# [TASK DETAILS]
Scan the records below. List lines holding "here".

>> Start

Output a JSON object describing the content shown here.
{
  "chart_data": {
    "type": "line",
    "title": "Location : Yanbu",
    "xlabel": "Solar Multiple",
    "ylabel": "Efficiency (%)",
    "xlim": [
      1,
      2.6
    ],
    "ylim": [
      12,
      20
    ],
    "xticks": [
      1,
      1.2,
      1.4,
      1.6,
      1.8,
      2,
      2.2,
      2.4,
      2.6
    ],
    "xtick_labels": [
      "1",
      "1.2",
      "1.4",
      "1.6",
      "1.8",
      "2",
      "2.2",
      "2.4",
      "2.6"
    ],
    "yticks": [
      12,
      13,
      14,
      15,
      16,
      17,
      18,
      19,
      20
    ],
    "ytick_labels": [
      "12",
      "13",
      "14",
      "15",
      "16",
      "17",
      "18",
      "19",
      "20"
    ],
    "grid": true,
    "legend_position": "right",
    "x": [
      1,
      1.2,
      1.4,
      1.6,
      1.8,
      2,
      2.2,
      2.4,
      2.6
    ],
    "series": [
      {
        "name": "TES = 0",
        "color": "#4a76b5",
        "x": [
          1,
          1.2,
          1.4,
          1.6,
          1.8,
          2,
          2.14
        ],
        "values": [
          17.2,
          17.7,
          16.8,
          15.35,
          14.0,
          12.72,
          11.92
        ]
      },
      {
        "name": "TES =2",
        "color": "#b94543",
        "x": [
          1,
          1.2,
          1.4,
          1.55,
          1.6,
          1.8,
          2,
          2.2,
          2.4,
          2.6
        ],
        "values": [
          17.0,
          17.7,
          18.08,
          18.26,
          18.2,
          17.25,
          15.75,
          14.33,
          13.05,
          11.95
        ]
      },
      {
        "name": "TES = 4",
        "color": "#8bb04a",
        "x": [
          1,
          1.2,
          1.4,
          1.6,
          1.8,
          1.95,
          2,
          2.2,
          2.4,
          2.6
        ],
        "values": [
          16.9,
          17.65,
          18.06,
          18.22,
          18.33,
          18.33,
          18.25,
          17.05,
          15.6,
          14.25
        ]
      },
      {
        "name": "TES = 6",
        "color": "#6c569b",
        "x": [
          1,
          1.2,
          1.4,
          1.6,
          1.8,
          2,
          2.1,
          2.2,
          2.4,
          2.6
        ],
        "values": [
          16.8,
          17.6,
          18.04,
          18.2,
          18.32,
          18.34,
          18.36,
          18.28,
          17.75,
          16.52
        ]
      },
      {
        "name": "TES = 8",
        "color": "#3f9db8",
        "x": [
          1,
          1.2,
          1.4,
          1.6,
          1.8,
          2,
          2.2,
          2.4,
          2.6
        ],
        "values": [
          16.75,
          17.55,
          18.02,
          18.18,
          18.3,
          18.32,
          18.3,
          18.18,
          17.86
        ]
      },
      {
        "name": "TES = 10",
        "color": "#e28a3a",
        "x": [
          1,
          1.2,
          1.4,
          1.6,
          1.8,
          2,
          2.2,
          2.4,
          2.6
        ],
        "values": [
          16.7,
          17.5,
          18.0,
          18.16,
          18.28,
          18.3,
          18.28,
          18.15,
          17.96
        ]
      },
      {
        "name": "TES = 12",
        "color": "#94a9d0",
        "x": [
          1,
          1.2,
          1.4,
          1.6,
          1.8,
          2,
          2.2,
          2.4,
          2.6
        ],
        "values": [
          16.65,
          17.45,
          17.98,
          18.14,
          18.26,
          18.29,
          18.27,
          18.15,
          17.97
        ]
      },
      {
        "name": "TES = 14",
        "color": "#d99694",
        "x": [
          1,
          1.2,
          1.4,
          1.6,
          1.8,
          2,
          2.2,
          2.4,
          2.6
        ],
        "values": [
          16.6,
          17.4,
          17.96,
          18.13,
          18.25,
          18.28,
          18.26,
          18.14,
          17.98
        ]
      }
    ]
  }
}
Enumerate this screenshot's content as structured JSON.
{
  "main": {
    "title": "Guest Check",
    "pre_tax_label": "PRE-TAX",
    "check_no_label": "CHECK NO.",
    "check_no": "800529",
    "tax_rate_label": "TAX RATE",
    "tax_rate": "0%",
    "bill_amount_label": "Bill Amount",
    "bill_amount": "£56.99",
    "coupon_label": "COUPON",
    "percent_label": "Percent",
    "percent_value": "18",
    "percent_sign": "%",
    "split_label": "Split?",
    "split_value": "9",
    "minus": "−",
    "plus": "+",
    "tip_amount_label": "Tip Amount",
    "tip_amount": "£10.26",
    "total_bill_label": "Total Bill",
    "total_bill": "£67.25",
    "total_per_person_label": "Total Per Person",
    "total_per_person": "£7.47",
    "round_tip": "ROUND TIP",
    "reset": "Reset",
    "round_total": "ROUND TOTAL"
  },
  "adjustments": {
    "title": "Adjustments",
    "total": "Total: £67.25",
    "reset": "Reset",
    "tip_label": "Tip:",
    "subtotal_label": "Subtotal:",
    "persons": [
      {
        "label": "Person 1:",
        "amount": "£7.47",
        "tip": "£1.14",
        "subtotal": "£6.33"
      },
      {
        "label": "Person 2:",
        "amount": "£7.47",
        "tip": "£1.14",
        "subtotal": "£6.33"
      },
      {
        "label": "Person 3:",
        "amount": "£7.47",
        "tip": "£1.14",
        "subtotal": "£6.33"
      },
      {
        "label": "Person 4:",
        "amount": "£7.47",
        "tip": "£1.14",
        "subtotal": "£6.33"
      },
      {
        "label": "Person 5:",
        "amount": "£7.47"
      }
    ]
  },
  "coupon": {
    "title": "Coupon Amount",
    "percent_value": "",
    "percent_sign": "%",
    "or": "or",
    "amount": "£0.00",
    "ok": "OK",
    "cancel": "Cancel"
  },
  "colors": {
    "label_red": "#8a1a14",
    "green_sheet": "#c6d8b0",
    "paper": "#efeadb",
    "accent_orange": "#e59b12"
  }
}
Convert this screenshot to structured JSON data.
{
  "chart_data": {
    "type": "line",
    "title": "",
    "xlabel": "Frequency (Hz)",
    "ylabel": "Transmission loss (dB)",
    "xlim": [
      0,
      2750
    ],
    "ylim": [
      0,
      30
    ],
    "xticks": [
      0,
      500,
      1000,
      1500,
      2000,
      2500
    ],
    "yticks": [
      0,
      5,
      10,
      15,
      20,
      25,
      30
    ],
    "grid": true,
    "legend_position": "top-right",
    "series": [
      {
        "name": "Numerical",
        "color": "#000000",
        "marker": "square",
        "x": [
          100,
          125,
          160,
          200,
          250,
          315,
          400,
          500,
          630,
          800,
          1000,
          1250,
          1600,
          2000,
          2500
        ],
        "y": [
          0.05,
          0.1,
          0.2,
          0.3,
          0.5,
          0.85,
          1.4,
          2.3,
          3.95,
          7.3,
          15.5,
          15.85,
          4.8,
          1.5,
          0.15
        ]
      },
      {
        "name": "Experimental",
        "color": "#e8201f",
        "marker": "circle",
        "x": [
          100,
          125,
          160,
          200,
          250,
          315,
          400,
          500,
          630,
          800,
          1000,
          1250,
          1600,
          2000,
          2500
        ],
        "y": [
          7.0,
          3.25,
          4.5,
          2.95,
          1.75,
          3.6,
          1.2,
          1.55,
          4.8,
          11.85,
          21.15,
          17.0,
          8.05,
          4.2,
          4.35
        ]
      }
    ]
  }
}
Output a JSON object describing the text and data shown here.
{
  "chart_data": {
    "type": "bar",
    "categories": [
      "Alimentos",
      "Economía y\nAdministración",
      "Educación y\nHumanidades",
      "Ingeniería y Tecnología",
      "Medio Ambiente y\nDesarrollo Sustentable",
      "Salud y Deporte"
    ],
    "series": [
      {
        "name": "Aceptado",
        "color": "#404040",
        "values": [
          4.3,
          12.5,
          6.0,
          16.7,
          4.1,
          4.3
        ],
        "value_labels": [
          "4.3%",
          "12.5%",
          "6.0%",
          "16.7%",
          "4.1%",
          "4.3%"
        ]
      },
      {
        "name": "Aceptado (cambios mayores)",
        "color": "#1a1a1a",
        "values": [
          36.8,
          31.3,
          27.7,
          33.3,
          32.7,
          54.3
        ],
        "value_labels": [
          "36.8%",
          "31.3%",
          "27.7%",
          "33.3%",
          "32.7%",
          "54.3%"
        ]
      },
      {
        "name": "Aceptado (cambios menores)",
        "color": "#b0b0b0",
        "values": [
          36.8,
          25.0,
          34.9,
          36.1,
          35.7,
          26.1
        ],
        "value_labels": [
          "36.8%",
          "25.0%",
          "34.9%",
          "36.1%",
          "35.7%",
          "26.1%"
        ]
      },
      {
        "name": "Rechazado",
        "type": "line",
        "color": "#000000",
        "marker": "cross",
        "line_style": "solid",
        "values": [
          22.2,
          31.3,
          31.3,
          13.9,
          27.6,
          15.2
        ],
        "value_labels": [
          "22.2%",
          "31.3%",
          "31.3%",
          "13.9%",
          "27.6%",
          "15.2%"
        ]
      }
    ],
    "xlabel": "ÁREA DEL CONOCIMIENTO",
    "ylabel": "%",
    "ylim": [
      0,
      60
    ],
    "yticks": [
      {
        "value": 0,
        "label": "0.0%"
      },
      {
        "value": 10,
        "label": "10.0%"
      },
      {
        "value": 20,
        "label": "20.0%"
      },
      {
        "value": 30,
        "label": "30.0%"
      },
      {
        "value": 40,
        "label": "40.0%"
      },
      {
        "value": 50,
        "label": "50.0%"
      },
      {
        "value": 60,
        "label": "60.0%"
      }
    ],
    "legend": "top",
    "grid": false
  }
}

>> End

# [RESULT FOR THIS TASK]
Output a JSON object describing the content shown here.
Output a JSON object describing the text and data shown here.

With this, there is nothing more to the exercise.